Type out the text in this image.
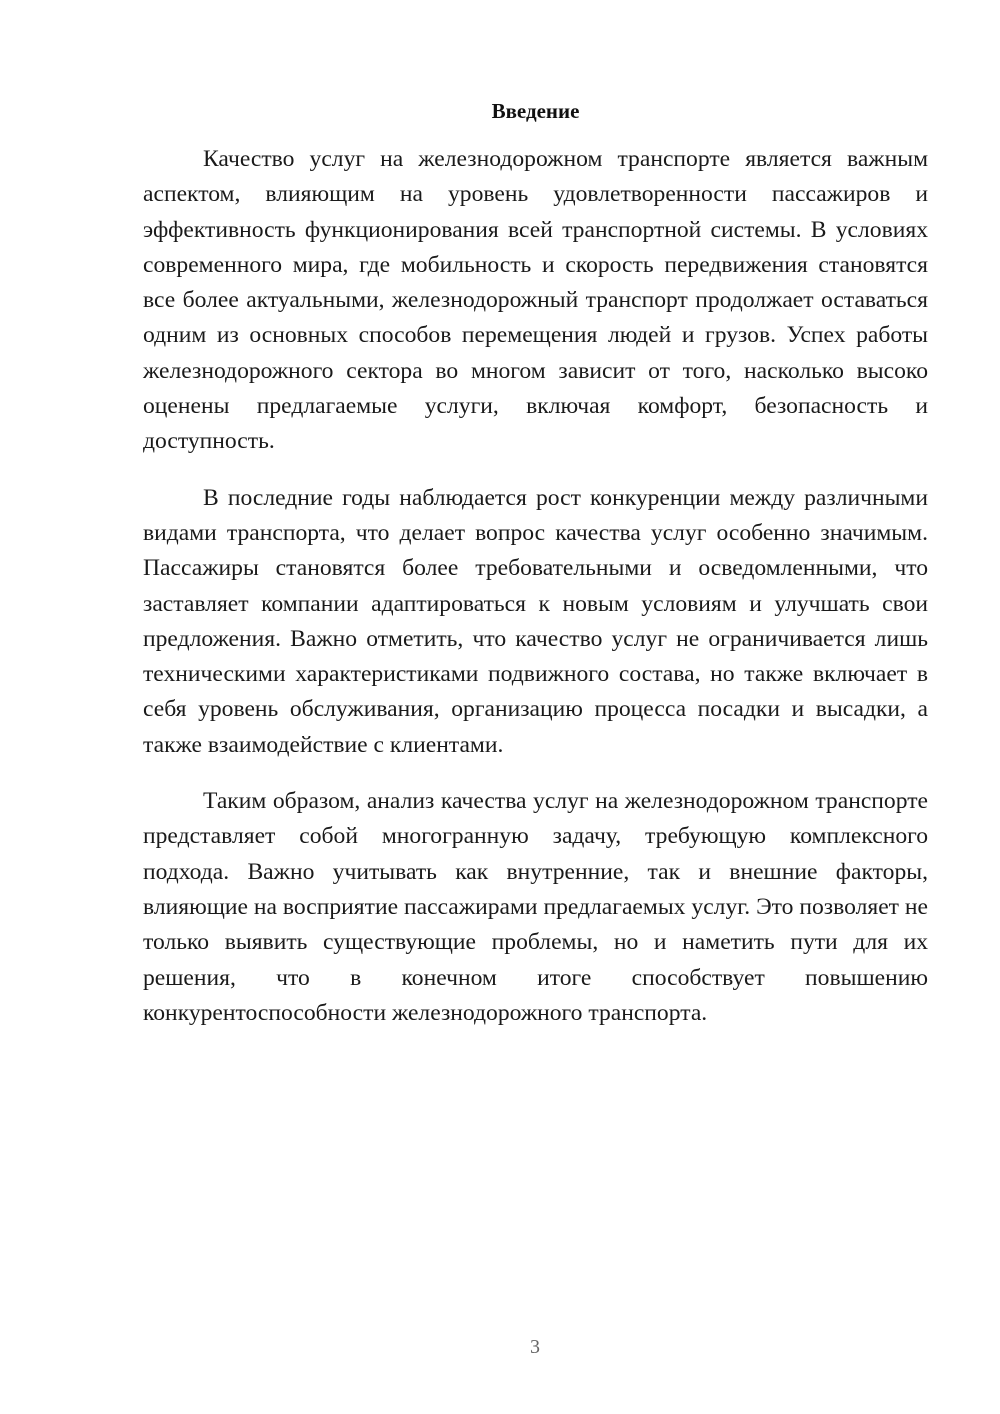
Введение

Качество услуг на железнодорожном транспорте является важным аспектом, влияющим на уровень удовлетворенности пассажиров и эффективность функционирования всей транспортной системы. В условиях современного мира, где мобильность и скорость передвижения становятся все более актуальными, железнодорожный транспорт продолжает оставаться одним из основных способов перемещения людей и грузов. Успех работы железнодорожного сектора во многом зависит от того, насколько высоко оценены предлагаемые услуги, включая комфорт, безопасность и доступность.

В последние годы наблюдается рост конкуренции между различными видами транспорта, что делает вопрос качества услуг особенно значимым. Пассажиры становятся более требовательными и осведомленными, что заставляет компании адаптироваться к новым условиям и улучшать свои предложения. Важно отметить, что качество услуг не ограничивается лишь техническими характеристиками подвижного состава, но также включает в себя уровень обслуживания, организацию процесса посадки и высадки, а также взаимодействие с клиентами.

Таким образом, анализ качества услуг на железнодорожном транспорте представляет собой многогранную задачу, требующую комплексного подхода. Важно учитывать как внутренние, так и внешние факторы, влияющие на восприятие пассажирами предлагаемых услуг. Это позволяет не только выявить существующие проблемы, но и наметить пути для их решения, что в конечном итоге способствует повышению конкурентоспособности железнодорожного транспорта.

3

◆ WHAT THE TASK ASKS ◆
Every entry must be written out exactly, with all pictures left out.

◆ THE COMPLETED TASK ◆
Type out the text in this image.
Введение

Качество услуг на железнодорожном транспорте является важным аспектом, влияющим на уровень удовлетворенности пассажиров и эффективность функционирования всей транспортной системы. В условиях современного мира, где мобильность и скорость передвижения становятся все более актуальными, железнодорожный транспорт продолжает оставаться одним из основных способов перемещения людей и грузов. Успех работы железнодорожного сектора во многом зависит от того, насколько высоко оценены предлагаемые услуги, включая комфорт, безопасность и доступность.

В последние годы наблюдается рост конкуренции между различными видами транспорта, что делает вопрос качества услуг особенно значимым. Пассажиры становятся более требовательными и осведомленными, что заставляет компании адаптироваться к новым условиям и улучшать свои предложения. Важно отметить, что качество услуг не ограничивается лишь техническими характеристиками подвижного состава, но также включает в себя уровень обслуживания, организацию процесса посадки и высадки, а также взаимодействие с клиентами.

Таким образом, анализ качества услуг на железнодорожном транспорте представляет собой многогранную задачу, требующую комплексного подхода. Важно учитывать как внутренние, так и внешние факторы, влияющие на восприятие пассажирами предлагаемых услуг. Это позволяет не только выявить существующие проблемы, но и наметить пути для их решения, что в конечном итоге способствует повышению конкурентоспособности железнодорожного транспорта.

3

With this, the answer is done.